Some records
————

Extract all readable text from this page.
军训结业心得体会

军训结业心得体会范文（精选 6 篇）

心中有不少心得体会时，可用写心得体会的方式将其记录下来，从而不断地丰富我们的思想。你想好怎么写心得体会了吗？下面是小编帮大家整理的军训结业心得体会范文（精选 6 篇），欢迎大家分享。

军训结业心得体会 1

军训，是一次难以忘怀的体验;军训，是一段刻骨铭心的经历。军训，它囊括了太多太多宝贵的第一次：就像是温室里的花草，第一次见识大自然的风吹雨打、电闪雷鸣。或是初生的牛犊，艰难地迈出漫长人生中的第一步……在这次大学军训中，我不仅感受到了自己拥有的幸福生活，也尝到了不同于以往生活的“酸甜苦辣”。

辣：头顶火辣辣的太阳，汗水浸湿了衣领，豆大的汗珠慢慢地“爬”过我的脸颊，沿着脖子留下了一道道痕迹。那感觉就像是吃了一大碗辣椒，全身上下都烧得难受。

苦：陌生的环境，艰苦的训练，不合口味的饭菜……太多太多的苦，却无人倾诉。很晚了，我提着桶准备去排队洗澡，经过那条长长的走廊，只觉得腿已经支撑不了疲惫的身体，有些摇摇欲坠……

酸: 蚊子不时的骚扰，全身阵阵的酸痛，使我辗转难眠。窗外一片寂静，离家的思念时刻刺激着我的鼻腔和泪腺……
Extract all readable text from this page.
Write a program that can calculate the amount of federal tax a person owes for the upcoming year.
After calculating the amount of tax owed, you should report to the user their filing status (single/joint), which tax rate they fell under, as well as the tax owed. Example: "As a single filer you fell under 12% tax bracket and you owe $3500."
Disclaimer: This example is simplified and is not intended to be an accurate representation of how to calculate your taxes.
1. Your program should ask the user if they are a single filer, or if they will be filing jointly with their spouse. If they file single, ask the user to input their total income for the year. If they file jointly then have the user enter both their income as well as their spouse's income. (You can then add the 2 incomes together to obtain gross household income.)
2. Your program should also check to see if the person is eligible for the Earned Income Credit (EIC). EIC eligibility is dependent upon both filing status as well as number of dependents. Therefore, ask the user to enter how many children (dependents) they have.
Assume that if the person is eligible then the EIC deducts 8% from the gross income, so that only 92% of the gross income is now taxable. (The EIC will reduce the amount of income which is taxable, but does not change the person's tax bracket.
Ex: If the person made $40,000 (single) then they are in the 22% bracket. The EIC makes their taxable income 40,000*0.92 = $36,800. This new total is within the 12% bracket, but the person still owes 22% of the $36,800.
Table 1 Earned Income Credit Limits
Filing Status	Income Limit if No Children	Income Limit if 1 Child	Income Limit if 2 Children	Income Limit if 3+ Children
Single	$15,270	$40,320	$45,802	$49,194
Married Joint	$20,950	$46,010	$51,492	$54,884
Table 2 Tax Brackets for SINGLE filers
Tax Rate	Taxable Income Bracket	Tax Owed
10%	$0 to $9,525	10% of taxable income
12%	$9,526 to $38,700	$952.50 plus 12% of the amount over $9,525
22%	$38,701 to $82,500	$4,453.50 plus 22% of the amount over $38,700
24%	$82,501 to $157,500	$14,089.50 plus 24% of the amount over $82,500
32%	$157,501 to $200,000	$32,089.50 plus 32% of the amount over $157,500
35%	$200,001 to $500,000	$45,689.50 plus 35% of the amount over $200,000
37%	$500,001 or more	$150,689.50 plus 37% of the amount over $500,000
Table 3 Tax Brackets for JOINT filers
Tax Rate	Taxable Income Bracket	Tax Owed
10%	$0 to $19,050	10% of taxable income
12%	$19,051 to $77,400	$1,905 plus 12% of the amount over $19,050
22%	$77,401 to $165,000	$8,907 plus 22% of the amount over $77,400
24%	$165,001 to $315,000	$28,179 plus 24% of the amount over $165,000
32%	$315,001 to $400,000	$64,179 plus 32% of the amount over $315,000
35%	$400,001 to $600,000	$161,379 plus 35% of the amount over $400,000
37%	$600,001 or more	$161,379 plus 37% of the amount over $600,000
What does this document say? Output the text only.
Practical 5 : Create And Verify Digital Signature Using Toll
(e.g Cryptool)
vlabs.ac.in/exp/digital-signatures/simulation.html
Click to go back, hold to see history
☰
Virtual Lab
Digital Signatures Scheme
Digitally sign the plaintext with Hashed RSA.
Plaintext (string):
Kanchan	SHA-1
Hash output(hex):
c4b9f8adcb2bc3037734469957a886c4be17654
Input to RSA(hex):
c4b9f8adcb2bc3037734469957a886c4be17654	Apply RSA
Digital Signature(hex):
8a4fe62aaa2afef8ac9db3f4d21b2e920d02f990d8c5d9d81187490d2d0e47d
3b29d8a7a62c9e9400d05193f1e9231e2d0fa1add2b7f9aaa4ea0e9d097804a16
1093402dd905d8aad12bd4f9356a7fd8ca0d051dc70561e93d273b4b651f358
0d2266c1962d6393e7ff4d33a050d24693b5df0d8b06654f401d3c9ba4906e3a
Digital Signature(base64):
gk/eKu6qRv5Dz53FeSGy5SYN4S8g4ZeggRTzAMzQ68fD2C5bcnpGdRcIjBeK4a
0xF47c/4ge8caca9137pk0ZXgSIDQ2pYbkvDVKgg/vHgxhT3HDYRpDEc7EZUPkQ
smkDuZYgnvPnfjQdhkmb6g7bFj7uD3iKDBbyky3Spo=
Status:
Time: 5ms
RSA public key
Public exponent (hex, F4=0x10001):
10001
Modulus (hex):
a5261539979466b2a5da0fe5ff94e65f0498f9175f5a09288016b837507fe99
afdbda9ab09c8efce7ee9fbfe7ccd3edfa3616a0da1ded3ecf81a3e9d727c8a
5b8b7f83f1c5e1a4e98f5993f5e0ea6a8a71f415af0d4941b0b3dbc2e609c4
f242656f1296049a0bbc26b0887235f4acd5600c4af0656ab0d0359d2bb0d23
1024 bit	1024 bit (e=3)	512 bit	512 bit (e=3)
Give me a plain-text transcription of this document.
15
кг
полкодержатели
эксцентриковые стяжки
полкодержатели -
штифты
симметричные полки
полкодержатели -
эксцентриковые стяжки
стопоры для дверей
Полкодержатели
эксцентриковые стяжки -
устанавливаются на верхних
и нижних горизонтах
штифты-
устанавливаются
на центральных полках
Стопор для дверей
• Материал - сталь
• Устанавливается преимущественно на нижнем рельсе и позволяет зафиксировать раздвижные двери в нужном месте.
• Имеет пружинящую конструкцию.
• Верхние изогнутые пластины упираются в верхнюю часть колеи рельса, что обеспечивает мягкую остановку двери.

————

**Problem:** Search the records for the word "will" and copy every line where it occurs.

**Result of this task:**
1. Your program should ask the user if they are a single filer, or if they will be filing jointly with their spouse. If they file single, ask the user to input their total income for the year. If they file jointly then have the user enter both their income as well as their spouse's income. (You can then add the 2 incomes together to obtain gross household income.)
Assume that if the person is eligible then the EIC deducts 8% from the gross income, so that only 92% of the gross income is now taxable. (The EIC will reduce the amount of income which is taxable, but does not change the person's tax bracket.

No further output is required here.